start Listed records
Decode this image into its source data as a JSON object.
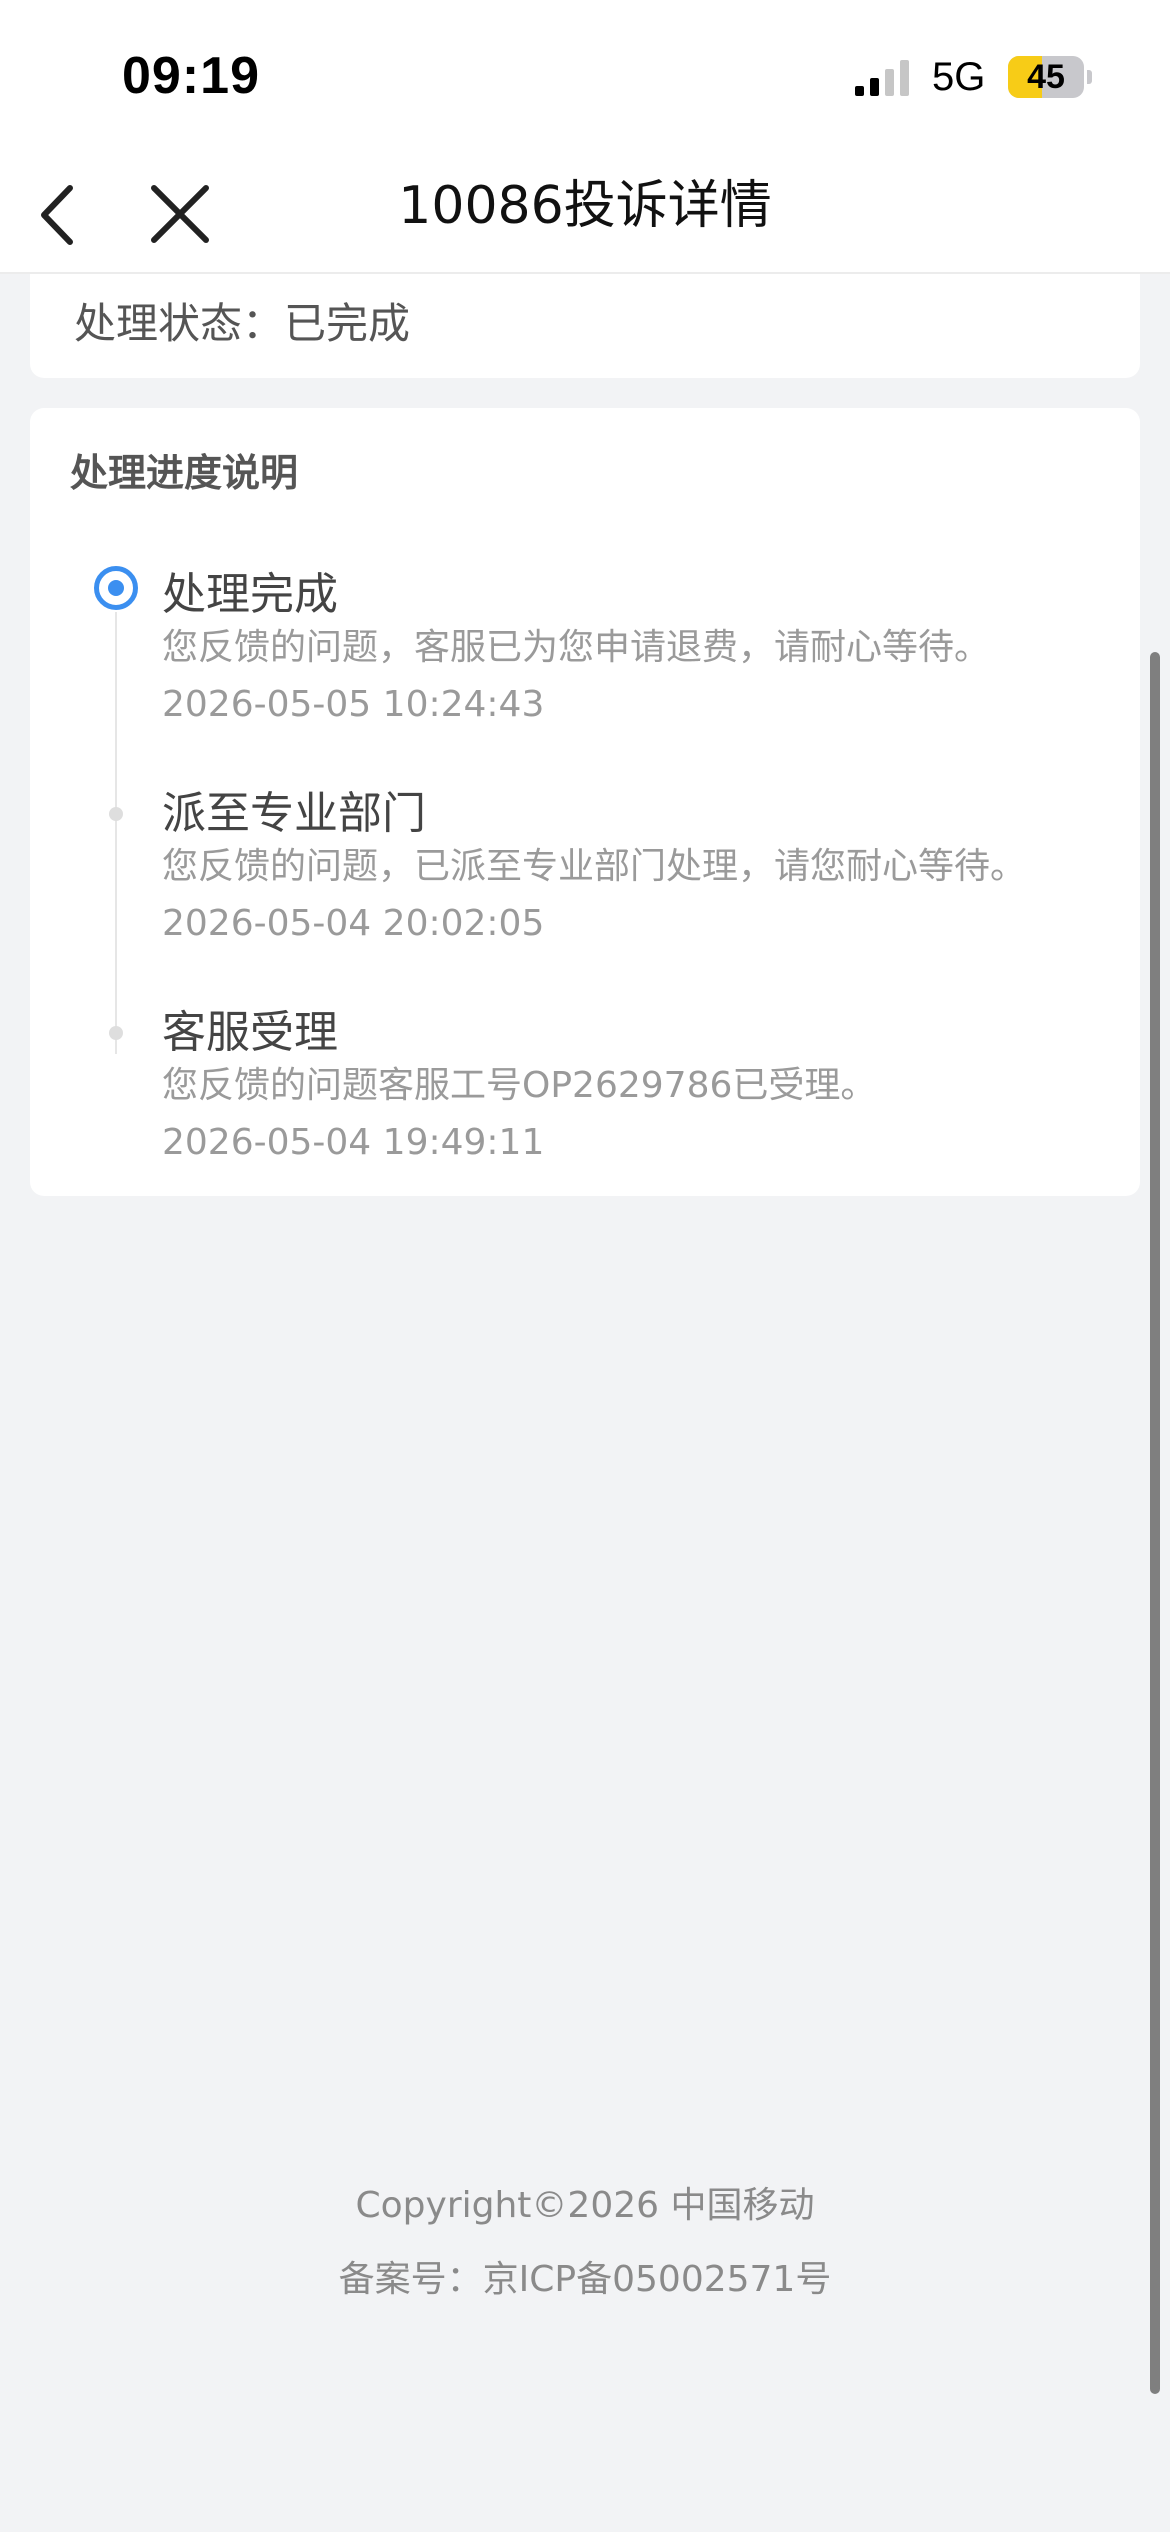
{
  "status_bar": {
    "time": "09:19",
    "network": "5G",
    "battery": "45",
    "battery_level": 0.45,
    "signal_icon": "signal-bars-icon"
  },
  "nav": {
    "title": "10086投诉详情",
    "back_icon": "chevron-left-icon",
    "close_icon": "close-icon"
  },
  "status_card": {
    "label": "处理状态：已完成"
  },
  "progress": {
    "title": "处理进度说明",
    "steps": [
      {
        "title": "处理完成",
        "desc": "您反馈的问题，客服已为您申请退费，请耐心等待。",
        "time": "2026-05-05 10:24:43"
      },
      {
        "title": "派至专业部门",
        "desc": "您反馈的问题，已派至专业部门处理，请您耐心等待。",
        "time": "2026-05-04 20:02:05"
      },
      {
        "title": "客服受理",
        "desc": "您反馈的问题客服工号OP2629786已受理。",
        "time": "2026-05-04 19:49:11"
      }
    ]
  },
  "footer": {
    "copyright": "Copyright©2026 中国移动",
    "icp": "备案号：京ICP备05002571号"
  },
  "colors": {
    "accent": "#3b8ff0",
    "battery_fill": "#f7cc17",
    "background": "#f2f3f5"
  }
}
end Listed records
• _Problem details_: Copy and report every line where the word "time" is present.

• _Task output_:
    "time": "09:19",
        "time": "2026-05-05 10:24:43"
        "time": "2026-05-04 20:02:05"
        "time": "2026-05-04 19:49:11"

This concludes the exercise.